### Problem requirements
Pull out every line in the data that has the string "Second" in it.

##############################

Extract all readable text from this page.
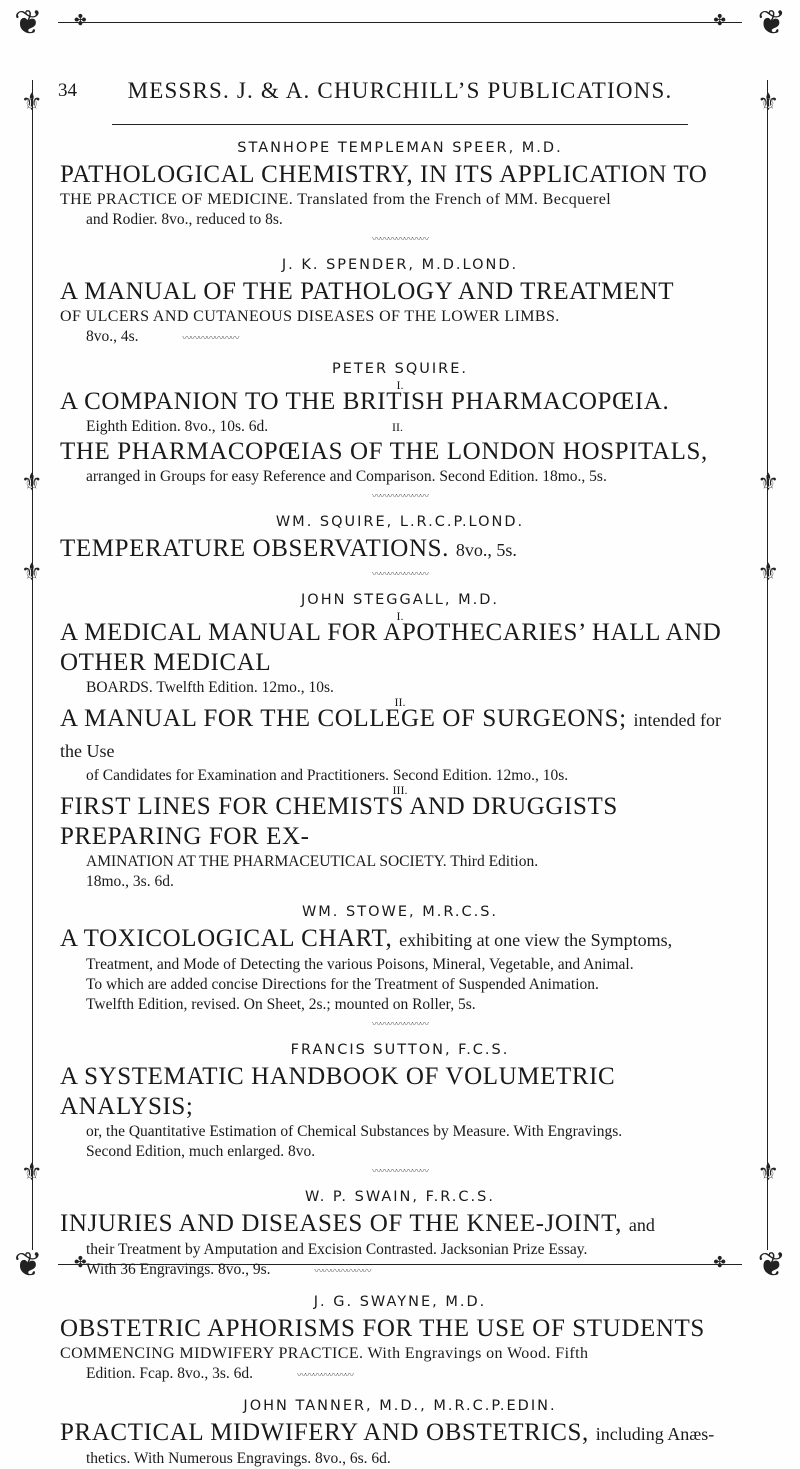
❦	❦
❦	❦
✤	✤
✤	✤
⚜	⚜
⚜	⚜
⚜	⚜
⚜	⚜
34	MESSRS. J. & A. CHURCHILL’S PUBLICATIONS.
STANHOPE TEMPLEMAN SPEER, M.D.
PATHOLOGICAL CHEMISTRY, IN ITS APPLICATION TO
THE PRACTICE OF MEDICINE. Translated from the French of MM. Becquerel
and Rodier. 8vo., reduced to 8s.
〰〰〰〰〰〰〰
J. K. SPENDER, M.D.LOND.
A MANUAL OF THE PATHOLOGY AND TREATMENT
OF ULCERS AND CUTANEOUS DISEASES OF THE LOWER LIMBS.
8vo., 4s.	〰〰〰〰〰〰〰
PETER SQUIRE.
I.
A COMPANION TO THE BRITISH PHARMACOPŒIA.
Eighth Edition. 8vo., 10s. 6d.	II.
THE PHARMACOPŒIAS OF THE LONDON HOSPITALS,
arranged in Groups for easy Reference and Comparison. Second Edition. 18mo., 5s.
〰〰〰〰〰〰〰
WM. SQUIRE, L.R.C.P.LOND.
TEMPERATURE OBSERVATIONS. 8vo., 5s.
〰〰〰〰〰〰〰
JOHN STEGGALL, M.D.
I.
A MEDICAL MANUAL FOR APOTHECARIES’ HALL AND OTHER MEDICAL
BOARDS. Twelfth Edition. 12mo., 10s.
II.
A MANUAL FOR THE COLLEGE OF SURGEONS; intended for the Use
of Candidates for Examination and Practitioners. Second Edition. 12mo., 10s.
III.
FIRST LINES FOR CHEMISTS AND DRUGGISTS PREPARING FOR EX-
AMINATION AT THE PHARMACEUTICAL SOCIETY. Third Edition.
18mo., 3s. 6d.
WM. STOWE, M.R.C.S.
A TOXICOLOGICAL CHART, exhibiting at one view the Symptoms,
Treatment, and Mode of Detecting the various Poisons, Mineral, Vegetable, and Animal.
To which are added concise Directions for the Treatment of Suspended Animation.
Twelfth Edition, revised. On Sheet, 2s.; mounted on Roller, 5s.
〰〰〰〰〰〰〰
FRANCIS SUTTON, F.C.S.
A SYSTEMATIC HANDBOOK OF VOLUMETRIC ANALYSIS;
or, the Quantitative Estimation of Chemical Substances by Measure. With Engravings.
Second Edition, much enlarged. 8vo.
〰〰〰〰〰〰〰
W. P. SWAIN, F.R.C.S.
INJURIES AND DISEASES OF THE KNEE-JOINT, and
their Treatment by Amputation and Excision Contrasted. Jacksonian Prize Essay.
With 36 Engravings. 8vo., 9s.	〰〰〰〰〰〰〰
J. G. SWAYNE, M.D.
OBSTETRIC APHORISMS FOR THE USE OF STUDENTS
COMMENCING MIDWIFERY PRACTICE. With Engravings on Wood. Fifth
Edition. Fcap. 8vo., 3s. 6d.	〰〰〰〰〰〰〰
JOHN TANNER, M.D., M.R.C.P.EDIN.
PRACTICAL MIDWIFERY AND OBSTETRICS, including Anæs-
thetics. With Numerous Engravings. 8vo., 6s. 6d.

##############################

### Output for this exercise
arranged in Groups for easy Reference and Comparison. Second Edition. 18mo., 5s.
of Candidates for Examination and Practitioners. Second Edition. 12mo., 10s.
Second Edition, much enlarged. 8vo.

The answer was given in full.